_EXTRACT TO READ_
-------------------------
0

I have been reading Random Forest documentation and I am confused about how you apply your cross-validated model (based on your training data) to your testing data in order to make classification predictions.

My code is as follows but I have no idea on how I use this to predict? Normally you would fit the model and then call predict, but I've read you don't have to call 'fit' with Random Forest - so then how do I call predict if I haven't called fit first? So confused!

`clf = RandomForestClassifier(n_estimators=10, max_depth=None,
   min_samples_split=2, random_state=0)
   scores = cross_val_score(clf, X_train, y_train, cv = 10, scoring='precision')                      
   y_pred = clf.predict(X_test)`

#NotFittedError: Estimator not fitted, call fit before exploiting the model.
-------------------------
_STORED DATA_
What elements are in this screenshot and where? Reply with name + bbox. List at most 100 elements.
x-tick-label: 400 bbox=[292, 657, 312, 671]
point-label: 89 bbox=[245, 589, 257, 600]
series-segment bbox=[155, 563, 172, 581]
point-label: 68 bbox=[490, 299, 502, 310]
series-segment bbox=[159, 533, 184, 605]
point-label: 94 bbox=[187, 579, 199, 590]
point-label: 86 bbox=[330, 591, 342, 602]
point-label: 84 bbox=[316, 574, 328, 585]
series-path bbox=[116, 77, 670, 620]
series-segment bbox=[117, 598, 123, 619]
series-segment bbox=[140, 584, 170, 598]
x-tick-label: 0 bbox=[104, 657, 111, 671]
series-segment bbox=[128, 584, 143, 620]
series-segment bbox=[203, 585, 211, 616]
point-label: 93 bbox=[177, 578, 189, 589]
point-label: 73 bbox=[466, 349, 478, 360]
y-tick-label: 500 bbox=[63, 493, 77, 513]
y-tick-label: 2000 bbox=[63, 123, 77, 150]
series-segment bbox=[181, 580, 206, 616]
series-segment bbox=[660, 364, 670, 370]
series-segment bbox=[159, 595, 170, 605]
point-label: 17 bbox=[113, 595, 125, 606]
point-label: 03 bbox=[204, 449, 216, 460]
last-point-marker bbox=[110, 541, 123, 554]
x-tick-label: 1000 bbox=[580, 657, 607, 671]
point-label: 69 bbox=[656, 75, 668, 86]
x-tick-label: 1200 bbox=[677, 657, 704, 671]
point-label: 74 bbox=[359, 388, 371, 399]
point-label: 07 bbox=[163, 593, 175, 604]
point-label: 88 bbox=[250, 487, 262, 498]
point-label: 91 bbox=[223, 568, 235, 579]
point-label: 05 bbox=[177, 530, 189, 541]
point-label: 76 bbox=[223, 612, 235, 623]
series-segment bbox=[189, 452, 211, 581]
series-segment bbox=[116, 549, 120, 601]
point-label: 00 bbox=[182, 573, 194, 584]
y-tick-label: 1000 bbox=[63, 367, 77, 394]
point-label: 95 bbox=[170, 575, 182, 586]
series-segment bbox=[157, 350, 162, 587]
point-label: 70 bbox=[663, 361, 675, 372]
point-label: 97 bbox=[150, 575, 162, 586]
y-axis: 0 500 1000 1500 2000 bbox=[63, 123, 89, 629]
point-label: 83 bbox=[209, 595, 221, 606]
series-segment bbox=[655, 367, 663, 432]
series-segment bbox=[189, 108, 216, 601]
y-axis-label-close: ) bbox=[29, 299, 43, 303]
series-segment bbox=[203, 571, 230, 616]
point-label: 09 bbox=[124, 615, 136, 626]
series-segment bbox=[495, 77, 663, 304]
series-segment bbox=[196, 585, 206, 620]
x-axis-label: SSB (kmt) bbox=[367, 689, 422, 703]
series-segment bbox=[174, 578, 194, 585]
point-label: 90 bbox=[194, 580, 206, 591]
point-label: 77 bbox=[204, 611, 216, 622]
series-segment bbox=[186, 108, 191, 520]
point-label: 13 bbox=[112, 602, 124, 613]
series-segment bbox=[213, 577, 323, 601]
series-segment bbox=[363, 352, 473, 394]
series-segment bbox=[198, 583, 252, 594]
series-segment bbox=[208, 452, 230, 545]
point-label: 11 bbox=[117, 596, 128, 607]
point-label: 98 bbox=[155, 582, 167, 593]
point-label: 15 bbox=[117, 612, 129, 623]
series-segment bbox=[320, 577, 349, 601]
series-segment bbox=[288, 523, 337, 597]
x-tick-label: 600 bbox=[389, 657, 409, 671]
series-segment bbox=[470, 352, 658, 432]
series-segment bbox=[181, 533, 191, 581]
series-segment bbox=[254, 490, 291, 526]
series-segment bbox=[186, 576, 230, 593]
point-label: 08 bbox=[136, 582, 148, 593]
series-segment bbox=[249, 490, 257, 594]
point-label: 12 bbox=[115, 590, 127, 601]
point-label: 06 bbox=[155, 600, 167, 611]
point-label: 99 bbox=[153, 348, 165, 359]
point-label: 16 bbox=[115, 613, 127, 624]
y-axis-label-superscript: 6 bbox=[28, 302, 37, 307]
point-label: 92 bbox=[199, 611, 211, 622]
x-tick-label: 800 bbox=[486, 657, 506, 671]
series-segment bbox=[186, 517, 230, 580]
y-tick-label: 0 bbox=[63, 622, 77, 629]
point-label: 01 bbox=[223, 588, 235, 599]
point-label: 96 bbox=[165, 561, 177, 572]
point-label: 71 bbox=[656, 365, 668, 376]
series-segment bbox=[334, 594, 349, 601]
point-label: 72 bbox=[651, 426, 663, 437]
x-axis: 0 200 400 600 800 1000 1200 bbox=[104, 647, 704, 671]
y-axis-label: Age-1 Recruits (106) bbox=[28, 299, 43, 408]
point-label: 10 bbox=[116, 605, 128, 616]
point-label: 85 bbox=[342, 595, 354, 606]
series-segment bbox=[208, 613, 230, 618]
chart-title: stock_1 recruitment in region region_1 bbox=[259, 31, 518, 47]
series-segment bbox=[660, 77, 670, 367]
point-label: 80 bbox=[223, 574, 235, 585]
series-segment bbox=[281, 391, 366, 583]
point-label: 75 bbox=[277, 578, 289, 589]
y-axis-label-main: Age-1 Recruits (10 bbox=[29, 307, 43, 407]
-------------------------
_REQUIREMENT 1_
Transcribe the part of the Random Forest question that opens with the words containing "I have been" and closes with "exploiting the model.".
_REQUIREMENT 2_
In the Random Forest question, what error appears after the code?

_RESPONSE AREA 1_
I have been reading Random Forest documentation and I am confused about how you apply your cross-validated model (based on your training data) to your testing data in order to make classification predictions.

My code is as follows but I have no idea on how I use this to predict? Normally you would fit the model and then call predict, but I've read you don't have to call 'fit' with Random Forest - so then how do I call predict if I haven't called fit first? So confused!

`clf = RandomForestClassifier(n_estimators=10, max_depth=None,
   min_samples_split=2, random_state=0)
   scores = cross_val_score(clf, X_train, y_train, cv = 10, scoring='precision')                      
   y_pred = clf.predict(X_test)`

#NotFittedError: Estimator not fitted, call fit before exploiting the model.

_RESPONSE AREA 2_
NotFittedError: Estimator not fitted, call fit before exploiting the model.